** Start of DATASET RECORDS **

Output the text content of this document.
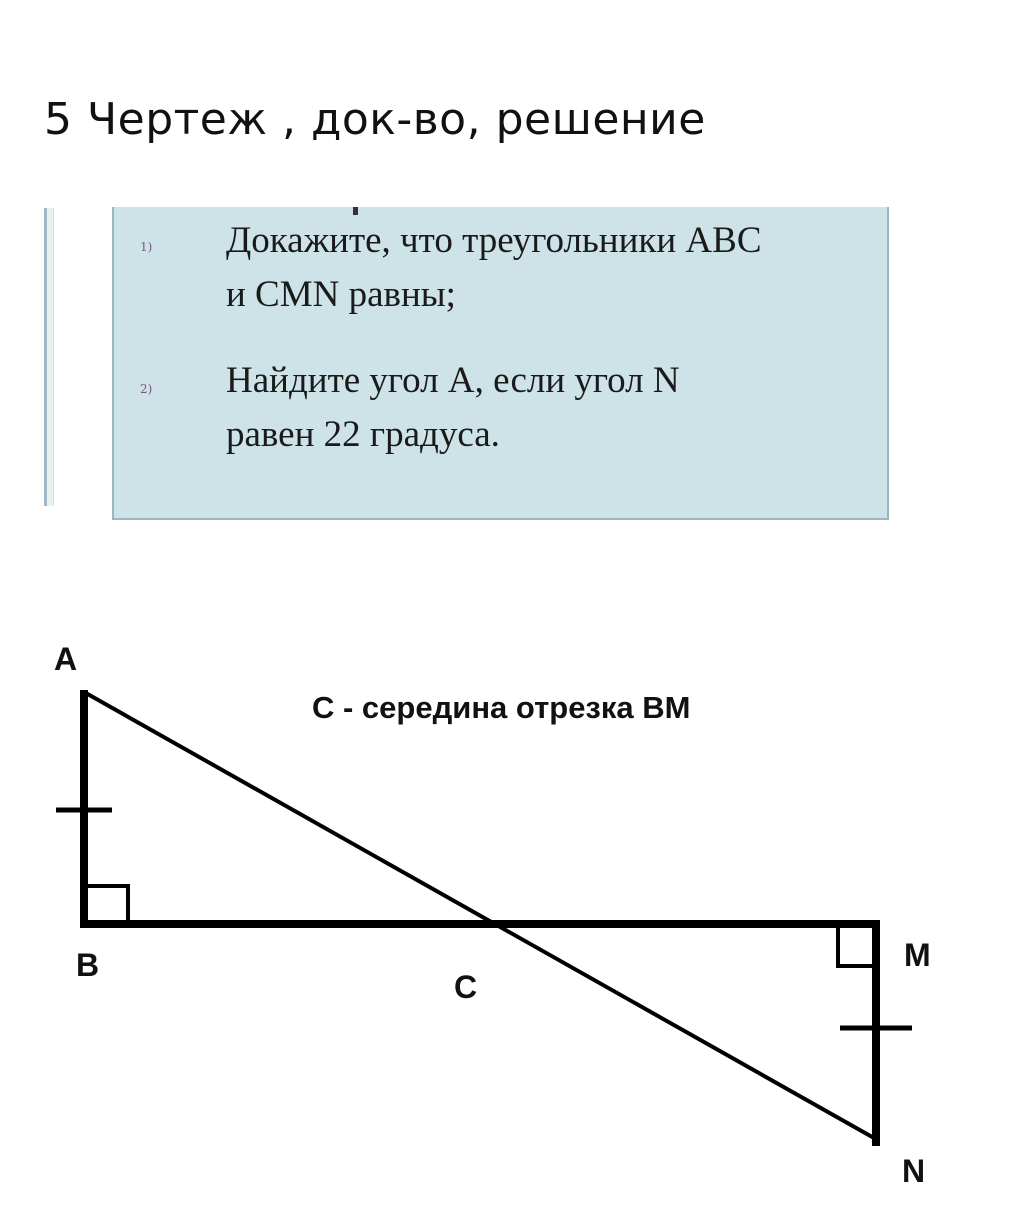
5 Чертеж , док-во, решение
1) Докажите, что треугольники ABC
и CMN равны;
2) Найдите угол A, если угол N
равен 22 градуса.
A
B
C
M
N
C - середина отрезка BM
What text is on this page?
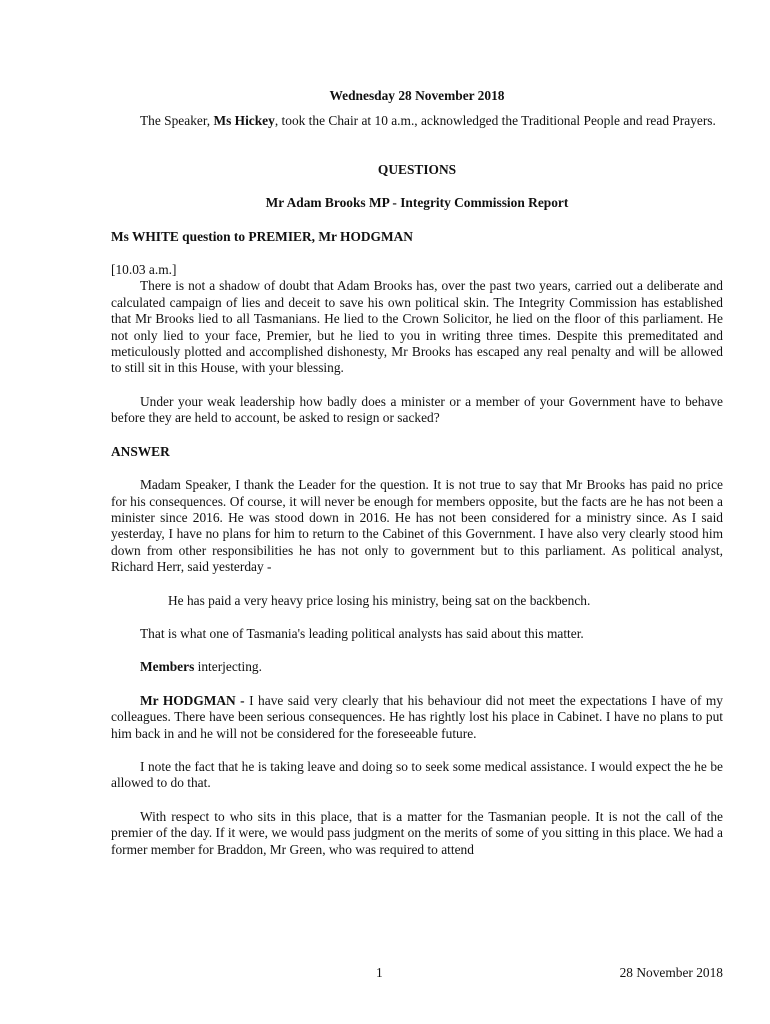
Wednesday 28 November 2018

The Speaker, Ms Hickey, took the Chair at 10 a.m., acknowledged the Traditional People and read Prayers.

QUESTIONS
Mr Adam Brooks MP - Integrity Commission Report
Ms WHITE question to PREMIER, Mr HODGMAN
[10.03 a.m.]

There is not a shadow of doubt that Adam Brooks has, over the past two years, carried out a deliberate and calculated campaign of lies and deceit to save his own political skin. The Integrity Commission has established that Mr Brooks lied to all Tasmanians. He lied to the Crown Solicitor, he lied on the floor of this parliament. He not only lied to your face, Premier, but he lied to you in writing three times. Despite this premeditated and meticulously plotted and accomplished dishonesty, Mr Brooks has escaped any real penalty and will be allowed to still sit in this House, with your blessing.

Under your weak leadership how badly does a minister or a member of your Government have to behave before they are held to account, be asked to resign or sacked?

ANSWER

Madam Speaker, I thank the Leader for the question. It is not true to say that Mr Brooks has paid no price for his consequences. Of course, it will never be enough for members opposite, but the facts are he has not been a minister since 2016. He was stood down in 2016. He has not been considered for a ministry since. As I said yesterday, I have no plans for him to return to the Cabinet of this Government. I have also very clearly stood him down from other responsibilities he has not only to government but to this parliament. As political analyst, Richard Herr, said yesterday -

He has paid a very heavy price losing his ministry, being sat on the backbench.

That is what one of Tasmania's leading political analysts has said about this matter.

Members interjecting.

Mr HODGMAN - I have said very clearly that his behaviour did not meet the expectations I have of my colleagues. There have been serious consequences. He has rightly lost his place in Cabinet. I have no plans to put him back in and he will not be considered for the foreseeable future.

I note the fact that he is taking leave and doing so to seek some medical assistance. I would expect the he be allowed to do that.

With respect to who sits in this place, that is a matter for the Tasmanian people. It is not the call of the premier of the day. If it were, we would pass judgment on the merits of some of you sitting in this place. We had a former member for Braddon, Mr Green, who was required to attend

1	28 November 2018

** End of DATASET RECORDS **
** Start of DATASET RECORDS **

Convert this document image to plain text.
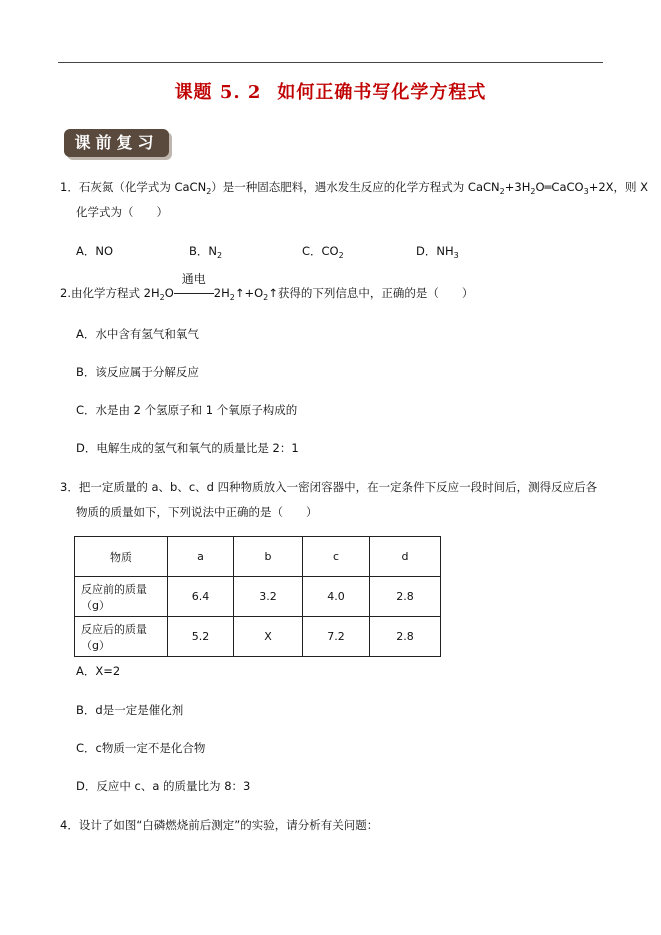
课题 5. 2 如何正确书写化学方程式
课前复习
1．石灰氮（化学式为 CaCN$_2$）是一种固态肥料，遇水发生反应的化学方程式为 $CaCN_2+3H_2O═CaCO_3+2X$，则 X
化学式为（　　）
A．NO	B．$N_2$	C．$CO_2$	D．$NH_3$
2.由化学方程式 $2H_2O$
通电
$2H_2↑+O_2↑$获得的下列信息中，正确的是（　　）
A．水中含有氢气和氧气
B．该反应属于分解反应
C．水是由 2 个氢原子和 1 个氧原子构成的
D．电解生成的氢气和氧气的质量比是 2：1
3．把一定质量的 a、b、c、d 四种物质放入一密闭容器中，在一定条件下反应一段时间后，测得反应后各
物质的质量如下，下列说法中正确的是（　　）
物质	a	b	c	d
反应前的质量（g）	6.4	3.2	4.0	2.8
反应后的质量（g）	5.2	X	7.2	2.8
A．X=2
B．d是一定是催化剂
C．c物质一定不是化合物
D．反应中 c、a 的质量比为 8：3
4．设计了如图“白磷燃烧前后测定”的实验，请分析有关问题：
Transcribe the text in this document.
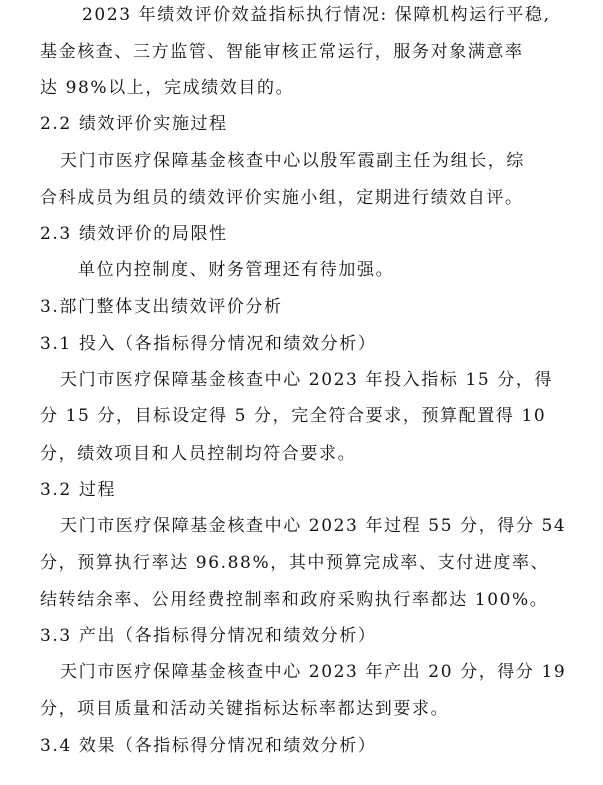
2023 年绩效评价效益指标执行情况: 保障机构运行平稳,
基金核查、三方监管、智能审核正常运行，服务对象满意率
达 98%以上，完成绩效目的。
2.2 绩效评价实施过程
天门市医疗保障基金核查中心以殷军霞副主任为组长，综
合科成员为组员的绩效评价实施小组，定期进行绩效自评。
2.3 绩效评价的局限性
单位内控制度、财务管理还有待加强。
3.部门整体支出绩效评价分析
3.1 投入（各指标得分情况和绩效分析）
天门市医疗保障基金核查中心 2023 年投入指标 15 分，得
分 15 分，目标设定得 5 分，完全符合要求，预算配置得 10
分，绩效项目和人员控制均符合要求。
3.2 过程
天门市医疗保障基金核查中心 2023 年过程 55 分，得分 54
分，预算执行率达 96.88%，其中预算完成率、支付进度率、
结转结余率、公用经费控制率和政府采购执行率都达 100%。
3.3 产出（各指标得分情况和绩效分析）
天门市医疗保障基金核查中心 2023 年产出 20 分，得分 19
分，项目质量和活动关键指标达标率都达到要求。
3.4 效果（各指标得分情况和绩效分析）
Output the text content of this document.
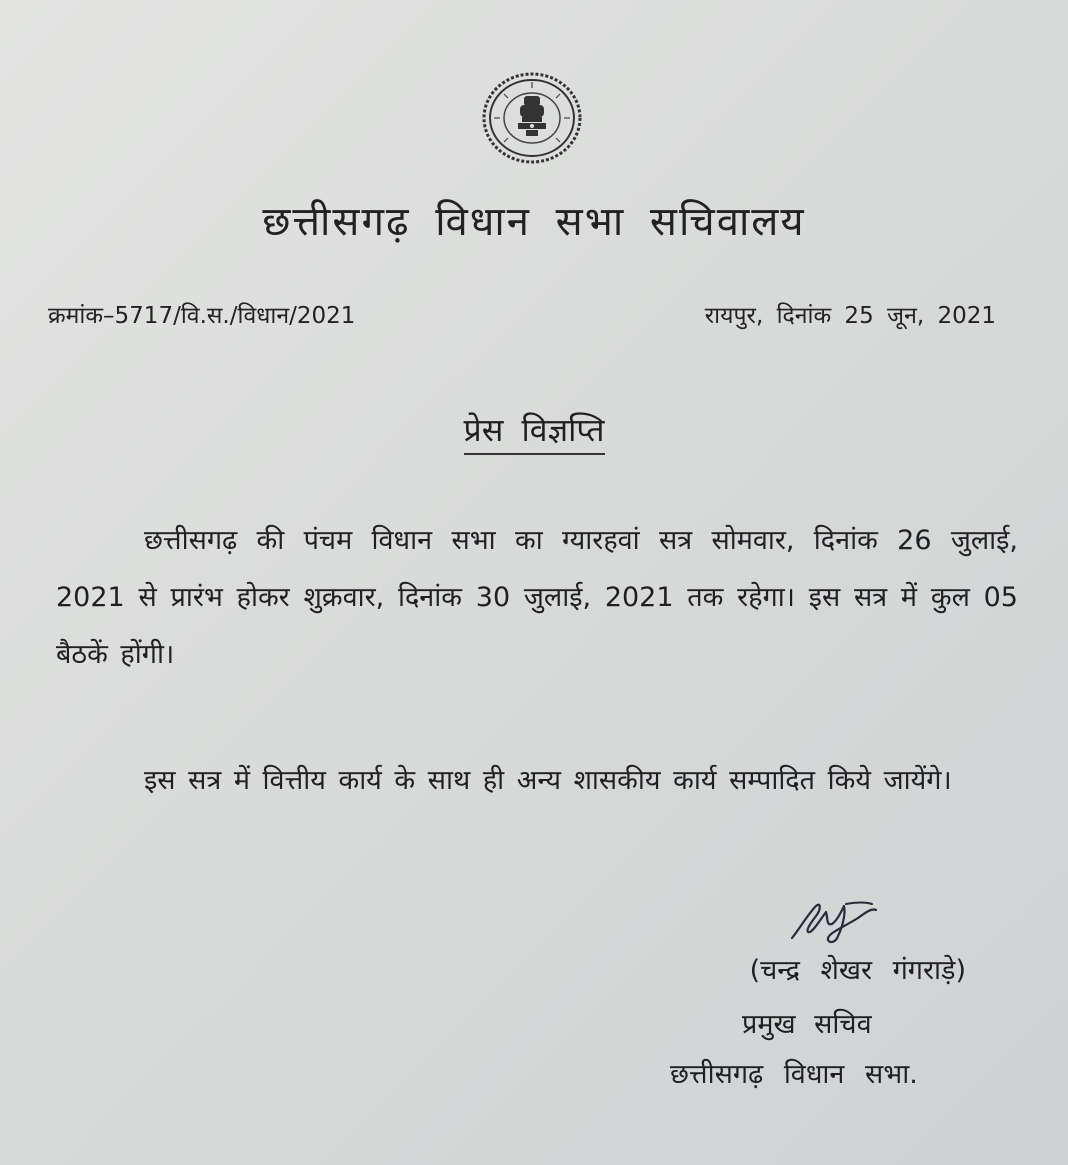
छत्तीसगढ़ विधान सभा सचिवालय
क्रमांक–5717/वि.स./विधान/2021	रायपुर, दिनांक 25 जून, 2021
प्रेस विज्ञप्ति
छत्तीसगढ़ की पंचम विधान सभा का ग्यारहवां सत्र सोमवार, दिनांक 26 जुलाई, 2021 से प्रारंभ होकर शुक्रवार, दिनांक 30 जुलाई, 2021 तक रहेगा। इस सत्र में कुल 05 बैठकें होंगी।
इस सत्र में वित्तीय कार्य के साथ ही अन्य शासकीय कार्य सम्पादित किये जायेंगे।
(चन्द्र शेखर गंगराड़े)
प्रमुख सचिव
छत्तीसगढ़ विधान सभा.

** End of DATASET RECORDS **

Look through the entries and find each line that has the string "HODGMAN". Copy those lines.

### RESPONSE
Ms WHITE question to PREMIER, Mr HODGMAN
Mr HODGMAN - I have said very clearly that his behaviour did not meet the expectations I have of my colleagues. There have been serious consequences. He has rightly lost his place in Cabinet. I have no plans to put him back in and he will not be considered for the foreseeable future.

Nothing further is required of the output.